INPUT DATA:
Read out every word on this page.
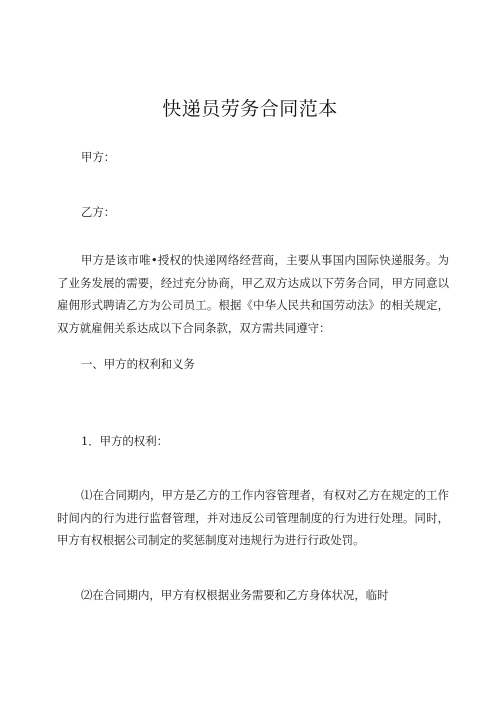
快递员劳务合同范本
甲方：
乙方：
甲方是该市唯•授权的快递网络经营商，主要从事国内国际快递服务。为了业务发展的需要，经过充分协商，甲乙双方达成以下劳务合同，甲方同意以雇佣形式聘请乙方为公司员工。根据《中华人民共和国劳动法》的相关规定，双方就雇佣关系达成以下合同条款，双方需共同遵守：
一、甲方的权利和义务
1．甲方的权利：
⑴在合同期内，甲方是乙方的工作内容管理者，有权对乙方在规定的工作时间内的行为进行监督管理，并对违反公司管理制度的行为进行处理。同时，甲方有权根据公司制定的奖惩制度对违规行为进行行政处罚。
⑵在合同期内，甲方有权根据业务需要和乙方身体状况，临时
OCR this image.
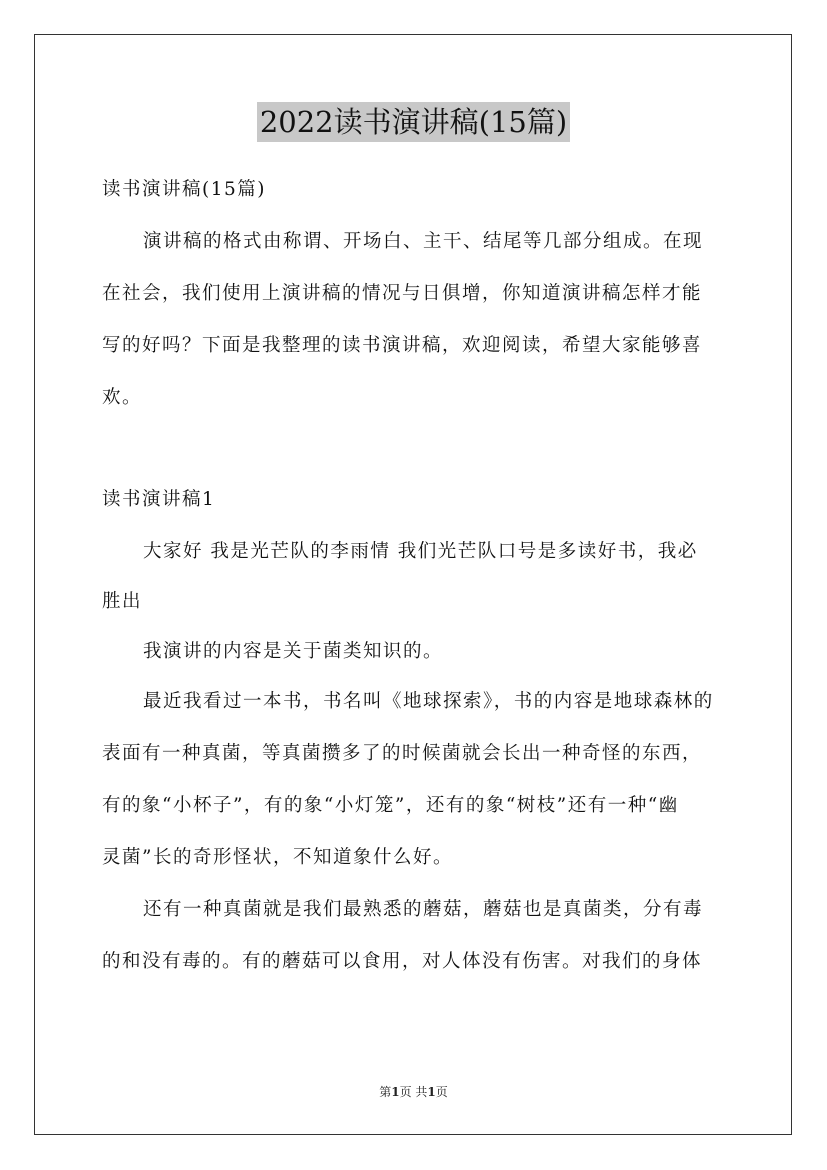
2022读书演讲稿(15篇)
读书演讲稿(15篇)
演讲稿的格式由称谓、开场白、主干、结尾等几部分组成。在现
在社会，我们使用上演讲稿的情况与日俱增，你知道演讲稿怎样才能
写的好吗？下面是我整理的读书演讲稿，欢迎阅读，希望大家能够喜
欢。
读书演讲稿1
大家好 我是光芒队的李雨情 我们光芒队口号是多读好书，我必
胜出
我演讲的内容是关于菌类知识的。
最近我看过一本书，书名叫《地球探索》，书的内容是地球森林的
表面有一种真菌，等真菌攒多了的时候菌就会长出一种奇怪的东西，
有的象“小杯子”，有的象“小灯笼”，还有的象“树枝”还有一种“幽
灵菌”长的奇形怪状，不知道象什么好。
还有一种真菌就是我们最熟悉的蘑菇，蘑菇也是真菌类，分有毒
的和没有毒的。有的蘑菇可以食用，对人体没有伤害。对我们的身体
第1页 共1页
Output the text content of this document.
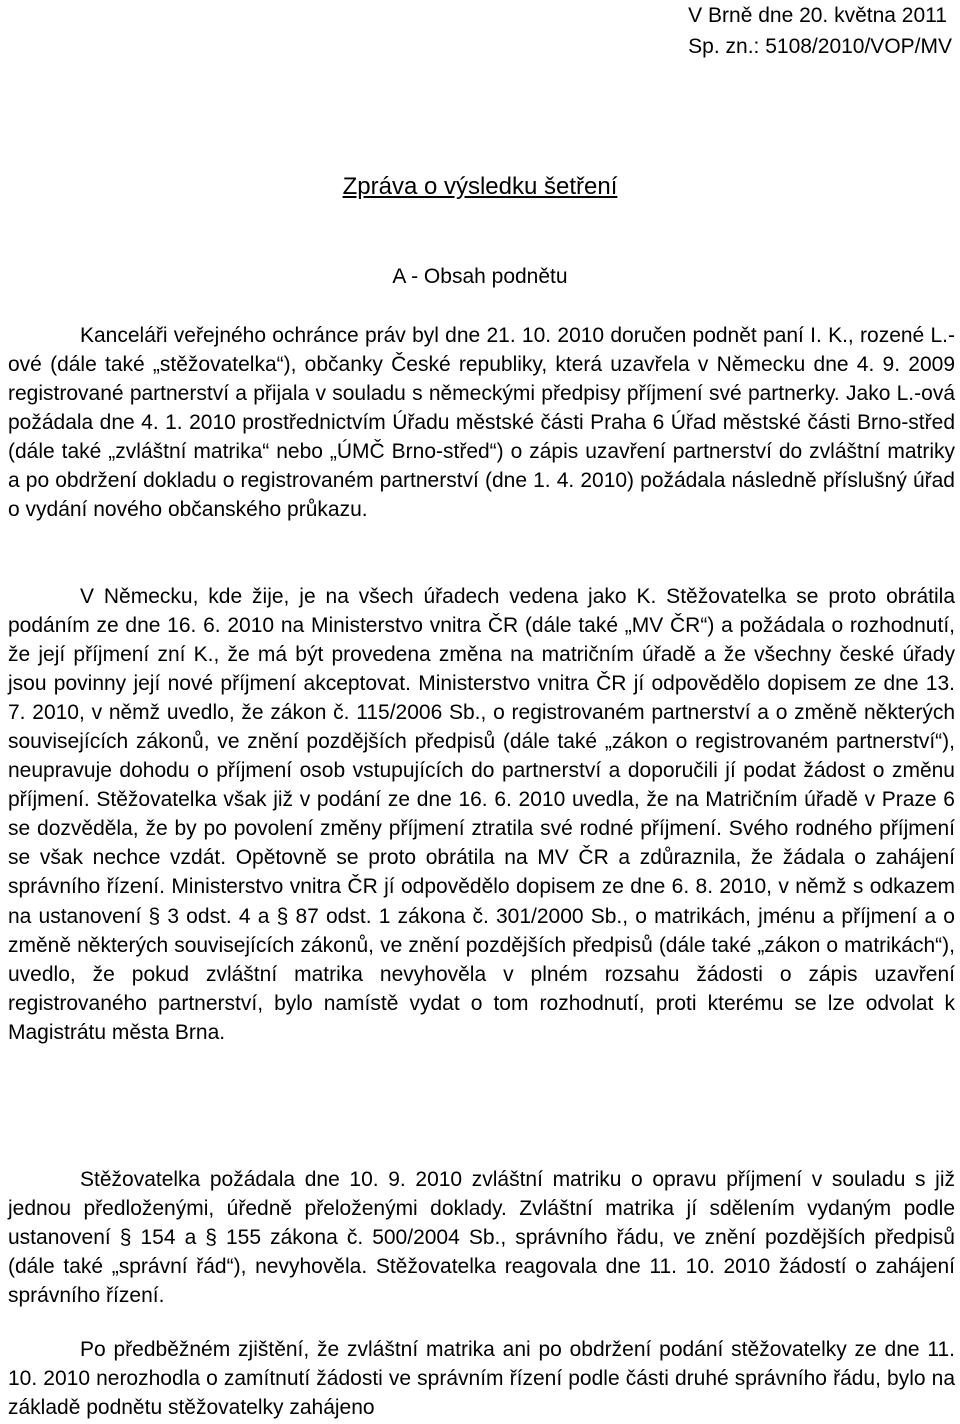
V Brně dne 20. května 2011
Sp. zn.: 5108/2010/VOP/MV
Zpráva o výsledku šetření
A - Obsah podnětu

Kanceláři veřejného ochránce práv byl dne 21. 10. 2010 doručen podnět paní I. K., rozené L.-ové (dále také „stěžovatelka“), občanky České republiky, která uzavřela v Německu dne 4. 9. 2009 registrované partnerství a přijala v souladu s německými předpisy příjmení své partnerky. Jako L.-ová požádala dne 4. 1. 2010 prostřednictvím Úřadu městské části Praha 6 Úřad městské části Brno-střed (dále také „zvláštní matrika“ nebo „ÚMČ Brno-střed“) o zápis uzavření partnerství do zvláštní matriky a po obdržení dokladu o registrovaném partnerství (dne 1. 4. 2010) požádala následně příslušný úřad o vydání nového občanského průkazu.

V Německu, kde žije, je na všech úřadech vedena jako K. Stěžovatelka se proto obrátila podáním ze dne 16. 6. 2010 na Ministerstvo vnitra ČR (dále také „MV ČR“) a požádala o rozhodnutí, že její příjmení zní K., že má být provedena změna na matričním úřadě a že všechny české úřady jsou povinny její nové příjmení akceptovat. Ministerstvo vnitra ČR jí odpovědělo dopisem ze dne 13. 7. 2010, v němž uvedlo, že zákon č. 115/2006 Sb., o registrovaném partnerství a o změně některých souvisejících zákonů, ve znění pozdějších předpisů (dále také „zákon o registrovaném partnerství“), neupravuje dohodu o příjmení osob vstupujících do partnerství a doporučili jí podat žádost o změnu příjmení. Stěžovatelka však již v podání ze dne 16. 6. 2010 uvedla, že na Matričním úřadě v Praze 6 se dozvěděla, že by po povolení změny příjmení ztratila své rodné příjmení. Svého rodného příjmení se však nechce vzdát. Opětovně se proto obrátila na MV ČR a zdůraznila, že žádala o zahájení správního řízení. Ministerstvo vnitra ČR jí odpovědělo dopisem ze dne 6. 8. 2010, v němž s odkazem na ustanovení § 3 odst. 4 a § 87 odst. 1 zákona č. 301/2000 Sb., o matrikách, jménu a příjmení a o změně některých souvisejících zákonů, ve znění pozdějších předpisů (dále také „zákon o matrikách“), uvedlo, že pokud zvláštní matrika nevyhověla v plném rozsahu žádosti o zápis uzavření registrovaného partnerství, bylo namístě vydat o tom rozhodnutí, proti kterému se lze odvolat k Magistrátu města Brna.

Stěžovatelka požádala dne 10. 9. 2010 zvláštní matriku o opravu příjmení v souladu s již jednou předloženými, úředně přeloženými doklady. Zvláštní matrika jí sdělením vydaným podle ustanovení § 154 a § 155 zákona č. 500/2004 Sb., správního řádu, ve znění pozdějších předpisů (dále také „správní řád“), nevyhověla. Stěžovatelka reagovala dne 11. 10. 2010 žádostí o zahájení správního řízení.

Po předběžném zjištění, že zvláštní matrika ani po obdržení podání stěžovatelky ze dne 11. 10. 2010 nerozhodla o zamítnutí žádosti ve správním řízení podle části druhé správního řádu, bylo na základě podnětu stěžovatelky zahájeno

WORK TO COMPLETE: Copy out each line of the listing that holds "obdržení".

TASK SOLUTION:
Kanceláři veřejného ochránce práv byl dne 21. 10. 2010 doručen podnět paní I. K., rozené L.-ové (dále také „stěžovatelka“), občanky České republiky, která uzavřela v Německu dne 4. 9. 2009 registrované partnerství a přijala v souladu s německými předpisy příjmení své partnerky. Jako L.-ová požádala dne 4. 1. 2010 prostřednictvím Úřadu městské části Praha 6 Úřad městské části Brno-střed (dále také „zvláštní matrika“ nebo „ÚMČ Brno-střed“) o zápis uzavření partnerství do zvláštní matriky a po obdržení dokladu o registrovaném partnerství (dne 1. 4. 2010) požádala následně příslušný úřad o vydání nového občanského průkazu.
Po předběžném zjištění, že zvláštní matrika ani po obdržení podání stěžovatelky ze dne 11. 10. 2010 nerozhodla o zamítnutí žádosti ve správním řízení podle části druhé správního řádu, bylo na základě podnětu stěžovatelky zahájeno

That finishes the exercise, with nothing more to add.